_Instructions to follow:_ Can you copy every one of the records below word for word, keeping each line unchanged?

Data entries:
···
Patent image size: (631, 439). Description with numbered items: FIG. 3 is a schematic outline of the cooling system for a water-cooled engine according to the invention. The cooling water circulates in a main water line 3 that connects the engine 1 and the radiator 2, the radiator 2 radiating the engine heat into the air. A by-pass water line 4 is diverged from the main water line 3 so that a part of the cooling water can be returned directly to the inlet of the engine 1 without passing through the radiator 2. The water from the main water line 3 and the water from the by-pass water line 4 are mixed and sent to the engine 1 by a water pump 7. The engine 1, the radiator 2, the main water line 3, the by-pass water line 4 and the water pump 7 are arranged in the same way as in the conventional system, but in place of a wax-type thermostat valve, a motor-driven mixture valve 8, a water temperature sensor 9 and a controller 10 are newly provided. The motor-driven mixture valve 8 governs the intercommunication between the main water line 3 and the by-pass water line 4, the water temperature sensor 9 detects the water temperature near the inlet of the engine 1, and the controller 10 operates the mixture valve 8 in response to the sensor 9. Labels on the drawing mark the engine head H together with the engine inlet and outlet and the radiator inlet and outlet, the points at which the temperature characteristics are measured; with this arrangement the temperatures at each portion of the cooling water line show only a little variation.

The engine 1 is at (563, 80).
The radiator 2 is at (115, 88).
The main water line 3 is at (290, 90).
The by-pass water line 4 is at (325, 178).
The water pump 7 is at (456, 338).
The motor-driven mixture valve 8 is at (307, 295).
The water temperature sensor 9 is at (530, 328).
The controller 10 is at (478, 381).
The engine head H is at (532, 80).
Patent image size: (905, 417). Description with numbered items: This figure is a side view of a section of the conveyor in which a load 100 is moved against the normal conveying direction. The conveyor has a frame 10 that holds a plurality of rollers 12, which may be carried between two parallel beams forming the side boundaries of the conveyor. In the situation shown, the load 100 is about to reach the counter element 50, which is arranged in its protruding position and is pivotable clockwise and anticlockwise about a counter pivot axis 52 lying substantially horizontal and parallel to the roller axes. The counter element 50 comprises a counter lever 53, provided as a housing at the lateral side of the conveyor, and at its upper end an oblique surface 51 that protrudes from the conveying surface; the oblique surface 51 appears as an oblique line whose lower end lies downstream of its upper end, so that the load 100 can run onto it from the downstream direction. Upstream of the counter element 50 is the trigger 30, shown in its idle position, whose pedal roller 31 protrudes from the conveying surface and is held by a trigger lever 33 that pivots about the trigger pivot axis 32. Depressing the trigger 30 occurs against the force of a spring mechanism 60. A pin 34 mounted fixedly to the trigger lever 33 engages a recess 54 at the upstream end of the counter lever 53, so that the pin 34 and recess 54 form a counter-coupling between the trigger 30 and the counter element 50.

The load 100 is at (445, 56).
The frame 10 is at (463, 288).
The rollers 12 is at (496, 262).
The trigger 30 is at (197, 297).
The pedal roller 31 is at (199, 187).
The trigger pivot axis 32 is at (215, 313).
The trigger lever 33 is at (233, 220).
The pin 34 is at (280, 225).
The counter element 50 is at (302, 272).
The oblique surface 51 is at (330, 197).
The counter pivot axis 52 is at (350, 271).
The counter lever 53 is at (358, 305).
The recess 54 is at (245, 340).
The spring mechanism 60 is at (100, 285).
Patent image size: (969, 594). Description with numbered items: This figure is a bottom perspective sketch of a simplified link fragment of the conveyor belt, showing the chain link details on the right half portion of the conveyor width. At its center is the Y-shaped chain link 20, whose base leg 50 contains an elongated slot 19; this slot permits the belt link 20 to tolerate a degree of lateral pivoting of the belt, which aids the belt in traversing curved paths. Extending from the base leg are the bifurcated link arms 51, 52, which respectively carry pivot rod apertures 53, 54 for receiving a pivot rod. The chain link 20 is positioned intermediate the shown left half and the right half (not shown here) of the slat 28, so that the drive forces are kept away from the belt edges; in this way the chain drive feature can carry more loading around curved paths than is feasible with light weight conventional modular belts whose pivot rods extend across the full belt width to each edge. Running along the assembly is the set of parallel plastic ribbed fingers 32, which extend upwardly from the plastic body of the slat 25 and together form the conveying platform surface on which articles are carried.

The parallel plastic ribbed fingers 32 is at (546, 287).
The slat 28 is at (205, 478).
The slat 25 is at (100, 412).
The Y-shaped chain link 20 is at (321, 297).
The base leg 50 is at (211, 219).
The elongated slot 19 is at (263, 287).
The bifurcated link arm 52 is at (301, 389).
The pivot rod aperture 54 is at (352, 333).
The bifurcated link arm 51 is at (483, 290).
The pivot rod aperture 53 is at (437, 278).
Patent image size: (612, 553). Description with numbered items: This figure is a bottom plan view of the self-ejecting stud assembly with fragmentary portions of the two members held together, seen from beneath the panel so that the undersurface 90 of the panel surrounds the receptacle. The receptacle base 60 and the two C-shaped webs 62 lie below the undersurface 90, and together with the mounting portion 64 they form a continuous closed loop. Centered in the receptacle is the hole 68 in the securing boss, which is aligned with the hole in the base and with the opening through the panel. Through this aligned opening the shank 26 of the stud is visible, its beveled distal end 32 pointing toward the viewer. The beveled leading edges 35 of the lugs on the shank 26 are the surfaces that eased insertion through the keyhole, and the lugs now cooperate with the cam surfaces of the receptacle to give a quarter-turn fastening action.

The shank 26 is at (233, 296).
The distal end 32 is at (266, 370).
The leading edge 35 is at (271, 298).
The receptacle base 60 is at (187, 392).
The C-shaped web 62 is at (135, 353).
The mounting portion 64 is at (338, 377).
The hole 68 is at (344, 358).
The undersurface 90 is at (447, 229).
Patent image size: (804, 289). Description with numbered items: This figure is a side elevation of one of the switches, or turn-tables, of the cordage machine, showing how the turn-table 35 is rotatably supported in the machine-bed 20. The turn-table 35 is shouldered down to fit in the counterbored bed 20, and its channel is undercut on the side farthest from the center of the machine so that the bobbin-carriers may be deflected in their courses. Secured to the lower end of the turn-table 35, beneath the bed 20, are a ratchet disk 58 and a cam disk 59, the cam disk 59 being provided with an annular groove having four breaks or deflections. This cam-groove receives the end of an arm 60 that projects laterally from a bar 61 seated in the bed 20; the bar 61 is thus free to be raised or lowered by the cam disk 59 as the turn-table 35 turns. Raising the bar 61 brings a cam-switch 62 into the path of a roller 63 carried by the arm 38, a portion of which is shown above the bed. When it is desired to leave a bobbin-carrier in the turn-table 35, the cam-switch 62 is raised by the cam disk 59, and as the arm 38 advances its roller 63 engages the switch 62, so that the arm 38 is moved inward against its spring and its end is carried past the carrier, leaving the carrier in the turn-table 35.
···
_Result of this task:_
Patent image size: (631, 439). Description with numbered items: FIG. 3 is a schematic outline of the cooling system for a water-cooled engine according to the invention. The cooling water circulates in a main water line 3 that connects the engine 1 and the radiator 2, the radiator 2 radiating the engine heat into the air. A by-pass water line 4 is diverged from the main water line 3 so that a part of the cooling water can be returned directly to the inlet of the engine 1 without passing through the radiator 2. The water from the main water line 3 and the water from the by-pass water line 4 are mixed and sent to the engine 1 by a water pump 7. The engine 1, the radiator 2, the main water line 3, the by-pass water line 4 and the water pump 7 are arranged in the same way as in the conventional system, but in place of a wax-type thermostat valve, a motor-driven mixture valve 8, a water temperature sensor 9 and a controller 10 are newly provided. The motor-driven mixture valve 8 governs the intercommunication between the main water line 3 and the by-pass water line 4, the water temperature sensor 9 detects the water temperature near the inlet of the engine 1, and the controller 10 operates the mixture valve 8 in response to the sensor 9. Labels on the drawing mark the engine head H together with the engine inlet and outlet and the radiator inlet and outlet, the points at which the temperature characteristics are measured; with this arrangement the temperatures at each portion of the cooling water line show only a little variation.

The engine 1 is at (563, 80).
The radiator 2 is at (115, 88).
The main water line 3 is at (290, 90).
The by-pass water line 4 is at (325, 178).
The water pump 7 is at (456, 338).
The motor-driven mixture valve 8 is at (307, 295).
The water temperature sensor 9 is at (530, 328).
The controller 10 is at (478, 381).
The engine head H is at (532, 80).
Patent image size: (905, 417). Description with numbered items: This figure is a side view of a section of the conveyor in which a load 100 is moved against the normal conveying direction. The conveyor has a frame 10 that holds a plurality of rollers 12, which may be carried between two parallel beams forming the side boundaries of the conveyor. In the situation shown, the load 100 is about to reach the counter element 50, which is arranged in its protruding position and is pivotable clockwise and anticlockwise about a counter pivot axis 52 lying substantially horizontal and parallel to the roller axes. The counter element 50 comprises a counter lever 53, provided as a housing at the lateral side of the conveyor, and at its upper end an oblique surface 51 that protrudes from the conveying surface; the oblique surface 51 appears as an oblique line whose lower end lies downstream of its upper end, so that the load 100 can run onto it from the downstream direction. Upstream of the counter element 50 is the trigger 30, shown in its idle position, whose pedal roller 31 protrudes from the conveying surface and is held by a trigger lever 33 that pivots about the trigger pivot axis 32. Depressing the trigger 30 occurs against the force of a spring mechanism 60. A pin 34 mounted fixedly to the trigger lever 33 engages a recess 54 at the upstream end of the counter lever 53, so that the pin 34 and recess 54 form a counter-coupling between the trigger 30 and the counter element 50.

The load 100 is at (445, 56).
The frame 10 is at (463, 288).
The rollers 12 is at (496, 262).
The trigger 30 is at (197, 297).
The pedal roller 31 is at (199, 187).
The trigger pivot axis 32 is at (215, 313).
The trigger lever 33 is at (233, 220).
The pin 34 is at (280, 225).
The counter element 50 is at (302, 272).
The oblique surface 51 is at (330, 197).
The counter pivot axis 52 is at (350, 271).
The counter lever 53 is at (358, 305).
The recess 54 is at (245, 340).
The spring mechanism 60 is at (100, 285).
Patent image size: (969, 594). Description with numbered items: This figure is a bottom perspective sketch of a simplified link fragment of the conveyor belt, showing the chain link details on the right half portion of the conveyor width. At its center is the Y-shaped chain link 20, whose base leg 50 contains an elongated slot 19; this slot permits the belt link 20 to tolerate a degree of lateral pivoting of the belt, which aids the belt in traversing curved paths. Extending from the base leg are the bifurcated link arms 51, 52, which respectively carry pivot rod apertures 53, 54 for receiving a pivot rod. The chain link 20 is positioned intermediate the shown left half and the right half (not shown here) of the slat 28, so that the drive forces are kept away from the belt edges; in this way the chain drive feature can carry more loading around curved paths than is feasible with light weight conventional modular belts whose pivot rods extend across the full belt width to each edge. Running along the assembly is the set of parallel plastic ribbed fingers 32, which extend upwardly from the plastic body of the slat 25 and together form the conveying platform surface on which articles are carried.

The parallel plastic ribbed fingers 32 is at (546, 287).
The slat 28 is at (205, 478).
The slat 25 is at (100, 412).
The Y-shaped chain link 20 is at (321, 297).
The base leg 50 is at (211, 219).
The elongated slot 19 is at (263, 287).
The bifurcated link arm 52 is at (301, 389).
The pivot rod aperture 54 is at (352, 333).
The bifurcated link arm 51 is at (483, 290).
The pivot rod aperture 53 is at (437, 278).
Patent image size: (612, 553). Description with numbered items: This figure is a bottom plan view of the self-ejecting stud assembly with fragmentary portions of the two members held together, seen from beneath the panel so that the undersurface 90 of the panel surrounds the receptacle. The receptacle base 60 and the two C-shaped webs 62 lie below the undersurface 90, and together with the mounting portion 64 they form a continuous closed loop. Centered in the receptacle is the hole 68 in the securing boss, which is aligned with the hole in the base and with the opening through the panel. Through this aligned opening the shank 26 of the stud is visible, its beveled distal end 32 pointing toward the viewer. The beveled leading edges 35 of the lugs on the shank 26 are the surfaces that eased insertion through the keyhole, and the lugs now cooperate with the cam surfaces of the receptacle to give a quarter-turn fastening action.

The shank 26 is at (233, 296).
The distal end 32 is at (266, 370).
The leading edge 35 is at (271, 298).
The receptacle base 60 is at (187, 392).
The C-shaped web 62 is at (135, 353).
The mounting portion 64 is at (338, 377).
The hole 68 is at (344, 358).
The undersurface 90 is at (447, 229).
Patent image size: (804, 289). Description with numbered items: This figure is a side elevation of one of the switches, or turn-tables, of the cordage machine, showing how the turn-table 35 is rotatably supported in the machine-bed 20. The turn-table 35 is shouldered down to fit in the counterbored bed 20, and its channel is undercut on the side farthest from the center of the machine so that the bobbin-carriers may be deflected in their courses. Secured to the lower end of the turn-table 35, beneath the bed 20, are a ratchet disk 58 and a cam disk 59, the cam disk 59 being provided with an annular groove having four breaks or deflections. This cam-groove receives the end of an arm 60 that projects laterally from a bar 61 seated in the bed 20; the bar 61 is thus free to be raised or lowered by the cam disk 59 as the turn-table 35 turns. Raising the bar 61 brings a cam-switch 62 into the path of a roller 63 carried by the arm 38, a portion of which is shown above the bed. When it is desired to leave a bobbin-carrier in the turn-table 35, the cam-switch 62 is raised by the cam disk 59, and as the arm 38 advances its roller 63 engages the switch 62, so that the arm 38 is moved inward against its spring and its end is carried past the carrier, leaving the carrier in the turn-table 35.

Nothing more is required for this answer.